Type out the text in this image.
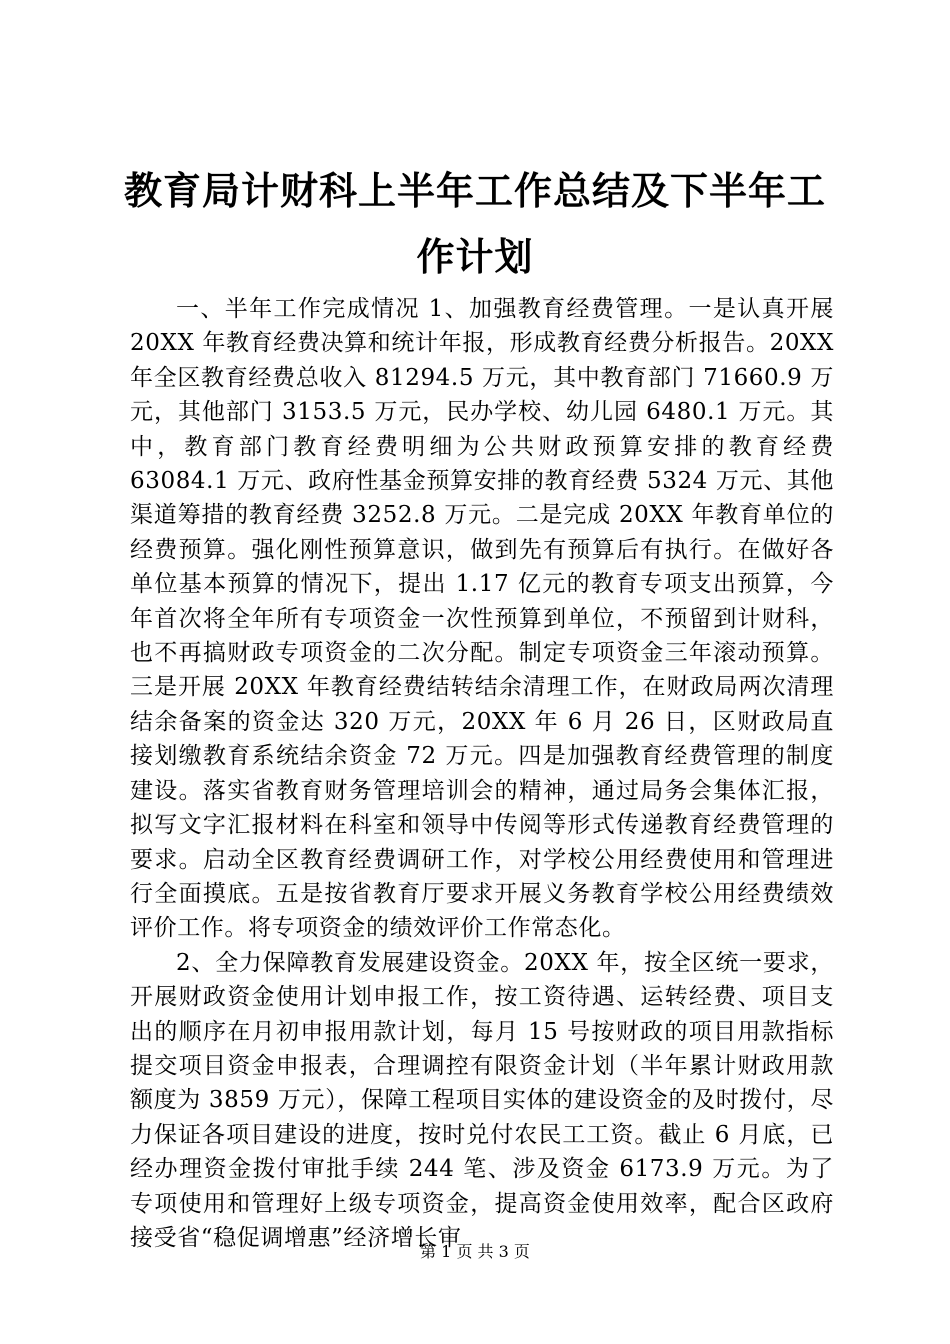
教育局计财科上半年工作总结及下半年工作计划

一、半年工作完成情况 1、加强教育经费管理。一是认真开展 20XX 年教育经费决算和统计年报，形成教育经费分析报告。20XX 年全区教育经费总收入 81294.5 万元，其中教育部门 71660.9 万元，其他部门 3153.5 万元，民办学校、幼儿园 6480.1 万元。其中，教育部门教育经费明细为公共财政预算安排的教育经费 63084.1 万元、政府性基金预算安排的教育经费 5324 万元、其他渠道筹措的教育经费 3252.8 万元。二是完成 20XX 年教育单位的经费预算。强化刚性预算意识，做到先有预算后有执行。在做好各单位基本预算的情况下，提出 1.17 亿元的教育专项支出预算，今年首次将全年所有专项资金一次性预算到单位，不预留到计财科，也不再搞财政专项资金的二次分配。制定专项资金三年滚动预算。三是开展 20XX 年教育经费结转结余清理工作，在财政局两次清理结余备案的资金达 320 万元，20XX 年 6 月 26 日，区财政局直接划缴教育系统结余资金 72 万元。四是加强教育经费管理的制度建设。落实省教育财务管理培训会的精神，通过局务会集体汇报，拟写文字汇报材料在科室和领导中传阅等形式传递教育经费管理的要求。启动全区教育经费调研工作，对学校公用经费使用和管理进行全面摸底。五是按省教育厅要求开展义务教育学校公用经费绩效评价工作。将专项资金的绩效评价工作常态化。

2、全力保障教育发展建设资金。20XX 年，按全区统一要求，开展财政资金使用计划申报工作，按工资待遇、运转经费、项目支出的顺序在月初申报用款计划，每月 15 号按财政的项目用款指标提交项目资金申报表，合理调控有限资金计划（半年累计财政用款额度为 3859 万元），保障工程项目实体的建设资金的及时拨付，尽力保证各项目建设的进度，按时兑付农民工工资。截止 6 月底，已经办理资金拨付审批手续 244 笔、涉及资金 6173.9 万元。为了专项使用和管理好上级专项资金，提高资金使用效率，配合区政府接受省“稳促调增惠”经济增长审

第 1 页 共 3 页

_ _ _

→ **Problem details**:
Print the whole listing above once more, word for word, without its pictures.

→ **Reply**:
Type out the text in this image.
教育局计财科上半年工作总结及下半年工作计划

一、半年工作完成情况 1、加强教育经费管理。一是认真开展 20XX 年教育经费决算和统计年报，形成教育经费分析报告。20XX 年全区教育经费总收入 81294.5 万元，其中教育部门 71660.9 万元，其他部门 3153.5 万元，民办学校、幼儿园 6480.1 万元。其中，教育部门教育经费明细为公共财政预算安排的教育经费 63084.1 万元、政府性基金预算安排的教育经费 5324 万元、其他渠道筹措的教育经费 3252.8 万元。二是完成 20XX 年教育单位的经费预算。强化刚性预算意识，做到先有预算后有执行。在做好各单位基本预算的情况下，提出 1.17 亿元的教育专项支出预算，今年首次将全年所有专项资金一次性预算到单位，不预留到计财科，也不再搞财政专项资金的二次分配。制定专项资金三年滚动预算。三是开展 20XX 年教育经费结转结余清理工作，在财政局两次清理结余备案的资金达 320 万元，20XX 年 6 月 26 日，区财政局直接划缴教育系统结余资金 72 万元。四是加强教育经费管理的制度建设。落实省教育财务管理培训会的精神，通过局务会集体汇报，拟写文字汇报材料在科室和领导中传阅等形式传递教育经费管理的要求。启动全区教育经费调研工作，对学校公用经费使用和管理进行全面摸底。五是按省教育厅要求开展义务教育学校公用经费绩效评价工作。将专项资金的绩效评价工作常态化。

2、全力保障教育发展建设资金。20XX 年，按全区统一要求，开展财政资金使用计划申报工作，按工资待遇、运转经费、项目支出的顺序在月初申报用款计划，每月 15 号按财政的项目用款指标提交项目资金申报表，合理调控有限资金计划（半年累计财政用款额度为 3859 万元），保障工程项目实体的建设资金的及时拨付，尽力保证各项目建设的进度，按时兑付农民工工资。截止 6 月底，已经办理资金拨付审批手续 244 笔、涉及资金 6173.9 万元。为了专项使用和管理好上级专项资金，提高资金使用效率，配合区政府接受省“稳促调增惠”经济增长审

第 1 页 共 3 页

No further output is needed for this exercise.